Records shown:
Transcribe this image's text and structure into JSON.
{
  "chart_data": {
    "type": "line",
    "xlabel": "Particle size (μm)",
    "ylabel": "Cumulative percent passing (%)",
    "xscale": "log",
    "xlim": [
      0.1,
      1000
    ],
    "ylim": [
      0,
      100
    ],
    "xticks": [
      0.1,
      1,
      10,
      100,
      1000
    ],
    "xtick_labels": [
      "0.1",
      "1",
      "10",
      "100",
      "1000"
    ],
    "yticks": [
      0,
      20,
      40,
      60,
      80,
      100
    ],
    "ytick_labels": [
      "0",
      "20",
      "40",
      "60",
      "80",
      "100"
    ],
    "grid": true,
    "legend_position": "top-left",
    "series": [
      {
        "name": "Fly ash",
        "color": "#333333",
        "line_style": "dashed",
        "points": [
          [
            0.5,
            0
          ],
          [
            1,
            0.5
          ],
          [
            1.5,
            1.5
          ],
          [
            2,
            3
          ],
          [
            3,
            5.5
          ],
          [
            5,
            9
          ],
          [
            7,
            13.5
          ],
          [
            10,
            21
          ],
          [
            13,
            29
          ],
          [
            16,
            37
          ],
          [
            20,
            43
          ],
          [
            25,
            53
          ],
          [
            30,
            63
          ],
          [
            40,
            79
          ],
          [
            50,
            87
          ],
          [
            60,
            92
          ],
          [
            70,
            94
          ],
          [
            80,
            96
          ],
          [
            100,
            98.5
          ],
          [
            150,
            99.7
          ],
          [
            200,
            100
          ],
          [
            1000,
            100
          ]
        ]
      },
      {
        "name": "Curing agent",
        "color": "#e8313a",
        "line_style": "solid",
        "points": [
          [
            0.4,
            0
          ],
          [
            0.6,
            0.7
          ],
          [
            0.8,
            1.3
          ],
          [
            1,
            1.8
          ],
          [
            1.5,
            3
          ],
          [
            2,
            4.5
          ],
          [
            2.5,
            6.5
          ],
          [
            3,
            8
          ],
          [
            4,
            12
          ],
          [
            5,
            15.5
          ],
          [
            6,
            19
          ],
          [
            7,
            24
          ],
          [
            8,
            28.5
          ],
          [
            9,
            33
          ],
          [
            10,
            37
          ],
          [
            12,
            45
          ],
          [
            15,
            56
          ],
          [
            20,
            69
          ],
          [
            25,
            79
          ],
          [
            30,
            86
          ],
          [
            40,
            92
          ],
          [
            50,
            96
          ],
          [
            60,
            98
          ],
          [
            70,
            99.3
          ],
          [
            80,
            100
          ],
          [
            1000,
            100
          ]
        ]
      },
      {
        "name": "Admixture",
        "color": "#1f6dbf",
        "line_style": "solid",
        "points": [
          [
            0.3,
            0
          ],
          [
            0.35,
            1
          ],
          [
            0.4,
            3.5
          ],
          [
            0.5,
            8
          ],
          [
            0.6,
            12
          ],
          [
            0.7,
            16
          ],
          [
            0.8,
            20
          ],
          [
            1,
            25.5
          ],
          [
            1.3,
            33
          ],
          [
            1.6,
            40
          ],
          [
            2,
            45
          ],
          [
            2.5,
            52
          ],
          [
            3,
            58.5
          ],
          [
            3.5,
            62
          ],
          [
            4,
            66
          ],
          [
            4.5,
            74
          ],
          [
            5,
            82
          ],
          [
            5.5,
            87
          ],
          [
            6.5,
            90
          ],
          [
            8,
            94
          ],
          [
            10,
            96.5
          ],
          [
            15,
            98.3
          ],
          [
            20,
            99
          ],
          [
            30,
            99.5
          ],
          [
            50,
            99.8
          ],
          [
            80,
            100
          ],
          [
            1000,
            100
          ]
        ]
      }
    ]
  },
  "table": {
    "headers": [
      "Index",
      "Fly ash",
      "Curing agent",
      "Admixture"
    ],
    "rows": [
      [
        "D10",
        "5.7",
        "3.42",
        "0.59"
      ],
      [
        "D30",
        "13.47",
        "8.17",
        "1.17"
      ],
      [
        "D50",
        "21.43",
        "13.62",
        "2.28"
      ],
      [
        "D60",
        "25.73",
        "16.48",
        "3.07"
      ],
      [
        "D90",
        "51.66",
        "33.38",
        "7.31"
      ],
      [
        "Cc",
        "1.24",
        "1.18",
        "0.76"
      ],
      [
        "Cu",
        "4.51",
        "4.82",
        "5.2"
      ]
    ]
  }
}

Short problem: Write the material out again word for word.

Response to the exercise:
Transcribe this image's text and structure into JSON.
{
  "chart_data": {
    "type": "line",
    "xlabel": "Particle size (μm)",
    "ylabel": "Cumulative percent passing (%)",
    "xscale": "log",
    "xlim": [
      0.1,
      1000
    ],
    "ylim": [
      0,
      100
    ],
    "xticks": [
      0.1,
      1,
      10,
      100,
      1000
    ],
    "xtick_labels": [
      "0.1",
      "1",
      "10",
      "100",
      "1000"
    ],
    "yticks": [
      0,
      20,
      40,
      60,
      80,
      100
    ],
    "ytick_labels": [
      "0",
      "20",
      "40",
      "60",
      "80",
      "100"
    ],
    "grid": true,
    "legend_position": "top-left",
    "series": [
      {
        "name": "Fly ash",
        "color": "#333333",
        "line_style": "dashed",
        "points": [
          [
            0.5,
            0
          ],
          [
            1,
            0.5
          ],
          [
            1.5,
            1.5
          ],
          [
            2,
            3
          ],
          [
            3,
            5.5
          ],
          [
            5,
            9
          ],
          [
            7,
            13.5
          ],
          [
            10,
            21
          ],
          [
            13,
            29
          ],
          [
            16,
            37
          ],
          [
            20,
            43
          ],
          [
            25,
            53
          ],
          [
            30,
            63
          ],
          [
            40,
            79
          ],
          [
            50,
            87
          ],
          [
            60,
            92
          ],
          [
            70,
            94
          ],
          [
            80,
            96
          ],
          [
            100,
            98.5
          ],
          [
            150,
            99.7
          ],
          [
            200,
            100
          ],
          [
            1000,
            100
          ]
        ]
      },
      {
        "name": "Curing agent",
        "color": "#e8313a",
        "line_style": "solid",
        "points": [
          [
            0.4,
            0
          ],
          [
            0.6,
            0.7
          ],
          [
            0.8,
            1.3
          ],
          [
            1,
            1.8
          ],
          [
            1.5,
            3
          ],
          [
            2,
            4.5
          ],
          [
            2.5,
            6.5
          ],
          [
            3,
            8
          ],
          [
            4,
            12
          ],
          [
            5,
            15.5
          ],
          [
            6,
            19
          ],
          [
            7,
            24
          ],
          [
            8,
            28.5
          ],
          [
            9,
            33
          ],
          [
            10,
            37
          ],
          [
            12,
            45
          ],
          [
            15,
            56
          ],
          [
            20,
            69
          ],
          [
            25,
            79
          ],
          [
            30,
            86
          ],
          [
            40,
            92
          ],
          [
            50,
            96
          ],
          [
            60,
            98
          ],
          [
            70,
            99.3
          ],
          [
            80,
            100
          ],
          [
            1000,
            100
          ]
        ]
      },
      {
        "name": "Admixture",
        "color": "#1f6dbf",
        "line_style": "solid",
        "points": [
          [
            0.3,
            0
          ],
          [
            0.35,
            1
          ],
          [
            0.4,
            3.5
          ],
          [
            0.5,
            8
          ],
          [
            0.6,
            12
          ],
          [
            0.7,
            16
          ],
          [
            0.8,
            20
          ],
          [
            1,
            25.5
          ],
          [
            1.3,
            33
          ],
          [
            1.6,
            40
          ],
          [
            2,
            45
          ],
          [
            2.5,
            52
          ],
          [
            3,
            58.5
          ],
          [
            3.5,
            62
          ],
          [
            4,
            66
          ],
          [
            4.5,
            74
          ],
          [
            5,
            82
          ],
          [
            5.5,
            87
          ],
          [
            6.5,
            90
          ],
          [
            8,
            94
          ],
          [
            10,
            96.5
          ],
          [
            15,
            98.3
          ],
          [
            20,
            99
          ],
          [
            30,
            99.5
          ],
          [
            50,
            99.8
          ],
          [
            80,
            100
          ],
          [
            1000,
            100
          ]
        ]
      }
    ]
  },
  "table": {
    "headers": [
      "Index",
      "Fly ash",
      "Curing agent",
      "Admixture"
    ],
    "rows": [
      [
        "D10",
        "5.7",
        "3.42",
        "0.59"
      ],
      [
        "D30",
        "13.47",
        "8.17",
        "1.17"
      ],
      [
        "D50",
        "21.43",
        "13.62",
        "2.28"
      ],
      [
        "D60",
        "25.73",
        "16.48",
        "3.07"
      ],
      [
        "D90",
        "51.66",
        "33.38",
        "7.31"
      ],
      [
        "Cc",
        "1.24",
        "1.18",
        "0.76"
      ],
      [
        "Cu",
        "4.51",
        "4.82",
        "5.2"
      ]
    ]
  }
}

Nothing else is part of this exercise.